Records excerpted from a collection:

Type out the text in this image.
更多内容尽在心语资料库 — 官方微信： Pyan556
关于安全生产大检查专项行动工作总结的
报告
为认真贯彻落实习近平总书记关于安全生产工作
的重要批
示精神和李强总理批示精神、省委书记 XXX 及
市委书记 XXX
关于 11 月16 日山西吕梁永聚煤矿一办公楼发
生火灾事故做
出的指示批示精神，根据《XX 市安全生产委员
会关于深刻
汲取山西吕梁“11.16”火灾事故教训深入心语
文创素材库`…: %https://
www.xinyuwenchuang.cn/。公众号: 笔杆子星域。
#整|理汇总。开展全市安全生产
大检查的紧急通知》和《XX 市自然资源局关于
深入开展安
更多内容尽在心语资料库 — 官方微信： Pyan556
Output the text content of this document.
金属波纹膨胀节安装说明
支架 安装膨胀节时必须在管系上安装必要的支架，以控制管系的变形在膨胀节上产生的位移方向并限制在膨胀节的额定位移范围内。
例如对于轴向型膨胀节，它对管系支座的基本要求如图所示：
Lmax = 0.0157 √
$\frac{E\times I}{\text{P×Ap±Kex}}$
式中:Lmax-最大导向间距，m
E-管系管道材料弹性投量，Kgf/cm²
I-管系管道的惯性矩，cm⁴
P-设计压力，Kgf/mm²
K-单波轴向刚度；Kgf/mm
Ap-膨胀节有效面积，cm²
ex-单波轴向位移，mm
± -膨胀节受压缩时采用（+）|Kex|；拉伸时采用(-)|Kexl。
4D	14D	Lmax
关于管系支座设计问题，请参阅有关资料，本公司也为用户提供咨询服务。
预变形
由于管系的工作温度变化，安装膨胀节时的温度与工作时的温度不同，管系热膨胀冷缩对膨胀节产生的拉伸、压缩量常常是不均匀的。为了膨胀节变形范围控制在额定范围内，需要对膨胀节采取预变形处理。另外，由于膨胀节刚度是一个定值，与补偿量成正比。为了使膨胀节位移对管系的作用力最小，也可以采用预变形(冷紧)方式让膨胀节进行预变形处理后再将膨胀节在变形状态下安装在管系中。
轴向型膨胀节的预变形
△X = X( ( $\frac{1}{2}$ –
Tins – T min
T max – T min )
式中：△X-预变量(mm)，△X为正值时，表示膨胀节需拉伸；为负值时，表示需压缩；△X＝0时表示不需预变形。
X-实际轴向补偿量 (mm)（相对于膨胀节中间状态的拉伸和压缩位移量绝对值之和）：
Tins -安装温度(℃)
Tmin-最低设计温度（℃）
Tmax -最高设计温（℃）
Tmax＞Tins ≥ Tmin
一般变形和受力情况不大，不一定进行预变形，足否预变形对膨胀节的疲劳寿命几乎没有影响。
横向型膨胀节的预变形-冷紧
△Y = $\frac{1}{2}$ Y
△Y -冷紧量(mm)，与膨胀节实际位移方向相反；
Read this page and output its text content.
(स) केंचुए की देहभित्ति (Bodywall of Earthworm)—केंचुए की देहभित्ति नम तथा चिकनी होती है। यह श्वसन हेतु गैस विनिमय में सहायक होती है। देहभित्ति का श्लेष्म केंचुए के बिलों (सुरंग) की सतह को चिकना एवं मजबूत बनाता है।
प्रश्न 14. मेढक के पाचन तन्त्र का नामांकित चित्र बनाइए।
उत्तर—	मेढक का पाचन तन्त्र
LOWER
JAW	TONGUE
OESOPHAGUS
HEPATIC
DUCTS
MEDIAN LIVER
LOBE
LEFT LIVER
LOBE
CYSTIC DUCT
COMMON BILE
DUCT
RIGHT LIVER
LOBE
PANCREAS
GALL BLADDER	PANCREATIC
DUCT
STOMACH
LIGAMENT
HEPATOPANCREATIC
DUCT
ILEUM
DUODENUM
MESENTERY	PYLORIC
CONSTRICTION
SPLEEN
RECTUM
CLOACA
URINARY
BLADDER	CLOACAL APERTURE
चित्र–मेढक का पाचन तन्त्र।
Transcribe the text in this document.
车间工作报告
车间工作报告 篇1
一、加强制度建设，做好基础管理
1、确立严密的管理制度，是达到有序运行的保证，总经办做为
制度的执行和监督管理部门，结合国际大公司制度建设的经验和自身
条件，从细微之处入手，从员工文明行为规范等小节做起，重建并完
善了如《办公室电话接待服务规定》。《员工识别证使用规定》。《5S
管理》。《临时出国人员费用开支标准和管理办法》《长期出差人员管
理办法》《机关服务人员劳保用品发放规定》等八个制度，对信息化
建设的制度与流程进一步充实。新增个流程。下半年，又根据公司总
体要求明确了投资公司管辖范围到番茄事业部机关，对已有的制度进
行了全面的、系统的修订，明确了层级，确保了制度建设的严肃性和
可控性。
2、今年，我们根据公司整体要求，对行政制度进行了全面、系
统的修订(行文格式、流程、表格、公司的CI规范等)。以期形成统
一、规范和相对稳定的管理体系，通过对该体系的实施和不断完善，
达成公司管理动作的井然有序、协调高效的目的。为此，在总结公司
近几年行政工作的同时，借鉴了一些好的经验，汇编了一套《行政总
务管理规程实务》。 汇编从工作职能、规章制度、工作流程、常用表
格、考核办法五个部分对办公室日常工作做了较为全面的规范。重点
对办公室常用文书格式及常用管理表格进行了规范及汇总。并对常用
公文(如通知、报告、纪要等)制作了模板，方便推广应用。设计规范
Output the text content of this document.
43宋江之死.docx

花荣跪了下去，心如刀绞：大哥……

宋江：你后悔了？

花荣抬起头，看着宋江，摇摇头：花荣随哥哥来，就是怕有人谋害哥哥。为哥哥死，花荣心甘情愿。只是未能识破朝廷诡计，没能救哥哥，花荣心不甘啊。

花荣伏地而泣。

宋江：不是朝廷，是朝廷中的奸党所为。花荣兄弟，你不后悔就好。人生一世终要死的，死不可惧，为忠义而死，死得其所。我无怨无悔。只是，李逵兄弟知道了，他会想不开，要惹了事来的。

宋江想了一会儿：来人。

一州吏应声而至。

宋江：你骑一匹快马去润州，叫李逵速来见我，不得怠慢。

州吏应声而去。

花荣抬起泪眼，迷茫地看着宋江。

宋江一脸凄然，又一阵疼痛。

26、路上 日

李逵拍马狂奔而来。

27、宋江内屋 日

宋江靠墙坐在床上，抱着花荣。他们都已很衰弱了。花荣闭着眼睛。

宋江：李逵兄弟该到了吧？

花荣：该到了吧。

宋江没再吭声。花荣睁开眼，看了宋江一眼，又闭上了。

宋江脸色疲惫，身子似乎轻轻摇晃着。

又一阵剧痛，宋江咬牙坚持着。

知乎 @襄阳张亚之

-- SHORT PROBLEM --
Restate every line of the data word for word.

-- CORRECT OUTPUT --
Type out the text in this image.
更多内容尽在心语资料库 — 官方微信： Pyan556
关于安全生产大检查专项行动工作总结的
报告
为认真贯彻落实习近平总书记关于安全生产工作
的重要批
示精神和李强总理批示精神、省委书记 XXX 及
市委书记 XXX
关于 11 月16 日山西吕梁永聚煤矿一办公楼发
生火灾事故做
出的指示批示精神，根据《XX 市安全生产委员
会关于深刻
汲取山西吕梁“11.16”火灾事故教训深入心语
文创素材库`…: %https://
www.xinyuwenchuang.cn/。公众号: 笔杆子星域。
#整|理汇总。开展全市安全生产
大检查的紧急通知》和《XX 市自然资源局关于
深入开展安
更多内容尽在心语资料库 — 官方微信： Pyan556
Output the text content of this document.
金属波纹膨胀节安装说明
支架 安装膨胀节时必须在管系上安装必要的支架，以控制管系的变形在膨胀节上产生的位移方向并限制在膨胀节的额定位移范围内。
例如对于轴向型膨胀节，它对管系支座的基本要求如图所示：
Lmax = 0.0157 √
$\frac{E\times I}{\text{P×Ap±Kex}}$
式中:Lmax-最大导向间距，m
E-管系管道材料弹性投量，Kgf/cm²
I-管系管道的惯性矩，cm⁴
P-设计压力，Kgf/mm²
K-单波轴向刚度；Kgf/mm
Ap-膨胀节有效面积，cm²
ex-单波轴向位移，mm
± -膨胀节受压缩时采用（+）|Kex|；拉伸时采用(-)|Kexl。
4D	14D	Lmax
关于管系支座设计问题，请参阅有关资料，本公司也为用户提供咨询服务。
预变形
由于管系的工作温度变化，安装膨胀节时的温度与工作时的温度不同，管系热膨胀冷缩对膨胀节产生的拉伸、压缩量常常是不均匀的。为了膨胀节变形范围控制在额定范围内，需要对膨胀节采取预变形处理。另外，由于膨胀节刚度是一个定值，与补偿量成正比。为了使膨胀节位移对管系的作用力最小，也可以采用预变形(冷紧)方式让膨胀节进行预变形处理后再将膨胀节在变形状态下安装在管系中。
轴向型膨胀节的预变形
△X = X( ( $\frac{1}{2}$ –
Tins – T min
T max – T min )
式中：△X-预变量(mm)，△X为正值时，表示膨胀节需拉伸；为负值时，表示需压缩；△X＝0时表示不需预变形。
X-实际轴向补偿量 (mm)（相对于膨胀节中间状态的拉伸和压缩位移量绝对值之和）：
Tins -安装温度(℃)
Tmin-最低设计温度（℃）
Tmax -最高设计温（℃）
Tmax＞Tins ≥ Tmin
一般变形和受力情况不大，不一定进行预变形，足否预变形对膨胀节的疲劳寿命几乎没有影响。
横向型膨胀节的预变形-冷紧
△Y = $\frac{1}{2}$ Y
△Y -冷紧量(mm)，与膨胀节实际位移方向相反；
Read this page and output its text content.
(स) केंचुए की देहभित्ति (Bodywall of Earthworm)—केंचुए की देहभित्ति नम तथा चिकनी होती है। यह श्वसन हेतु गैस विनिमय में सहायक होती है। देहभित्ति का श्लेष्म केंचुए के बिलों (सुरंग) की सतह को चिकना एवं मजबूत बनाता है।
प्रश्न 14. मेढक के पाचन तन्त्र का नामांकित चित्र बनाइए।
उत्तर—	मेढक का पाचन तन्त्र
LOWER
JAW	TONGUE
OESOPHAGUS
HEPATIC
DUCTS
MEDIAN LIVER
LOBE
LEFT LIVER
LOBE
CYSTIC DUCT
COMMON BILE
DUCT
RIGHT LIVER
LOBE
PANCREAS
GALL BLADDER	PANCREATIC
DUCT
STOMACH
LIGAMENT
HEPATOPANCREATIC
DUCT
ILEUM
DUODENUM
MESENTERY	PYLORIC
CONSTRICTION
SPLEEN
RECTUM
CLOACA
URINARY
BLADDER	CLOACAL APERTURE
चित्र–मेढक का पाचन तन्त्र।
Transcribe the text in this document.
车间工作报告
车间工作报告 篇1
一、加强制度建设，做好基础管理
1、确立严密的管理制度，是达到有序运行的保证，总经办做为
制度的执行和监督管理部门，结合国际大公司制度建设的经验和自身
条件，从细微之处入手，从员工文明行为规范等小节做起，重建并完
善了如《办公室电话接待服务规定》。《员工识别证使用规定》。《5S
管理》。《临时出国人员费用开支标准和管理办法》《长期出差人员管
理办法》《机关服务人员劳保用品发放规定》等八个制度，对信息化
建设的制度与流程进一步充实。新增个流程。下半年，又根据公司总
体要求明确了投资公司管辖范围到番茄事业部机关，对已有的制度进
行了全面的、系统的修订，明确了层级，确保了制度建设的严肃性和
可控性。
2、今年，我们根据公司整体要求，对行政制度进行了全面、系
统的修订(行文格式、流程、表格、公司的CI规范等)。以期形成统
一、规范和相对稳定的管理体系，通过对该体系的实施和不断完善，
达成公司管理动作的井然有序、协调高效的目的。为此，在总结公司
近几年行政工作的同时，借鉴了一些好的经验，汇编了一套《行政总
务管理规程实务》。 汇编从工作职能、规章制度、工作流程、常用表
格、考核办法五个部分对办公室日常工作做了较为全面的规范。重点
对办公室常用文书格式及常用管理表格进行了规范及汇总。并对常用
公文(如通知、报告、纪要等)制作了模板，方便推广应用。设计规范
Output the text content of this document.
43宋江之死.docx

花荣跪了下去，心如刀绞：大哥……

宋江：你后悔了？

花荣抬起头，看着宋江，摇摇头：花荣随哥哥来，就是怕有人谋害哥哥。为哥哥死，花荣心甘情愿。只是未能识破朝廷诡计，没能救哥哥，花荣心不甘啊。

花荣伏地而泣。

宋江：不是朝廷，是朝廷中的奸党所为。花荣兄弟，你不后悔就好。人生一世终要死的，死不可惧，为忠义而死，死得其所。我无怨无悔。只是，李逵兄弟知道了，他会想不开，要惹了事来的。

宋江想了一会儿：来人。

一州吏应声而至。

宋江：你骑一匹快马去润州，叫李逵速来见我，不得怠慢。

州吏应声而去。

花荣抬起泪眼，迷茫地看着宋江。

宋江一脸凄然，又一阵疼痛。

26、路上 日

李逵拍马狂奔而来。

27、宋江内屋 日

宋江靠墙坐在床上，抱着花荣。他们都已很衰弱了。花荣闭着眼睛。

宋江：李逵兄弟该到了吧？

花荣：该到了吧。

宋江没再吭声。花荣睁开眼，看了宋江一眼，又闭上了。

宋江脸色疲惫，身子似乎轻轻摇晃着。

又一阵剧痛，宋江咬牙坚持着。

知乎 @襄阳张亚之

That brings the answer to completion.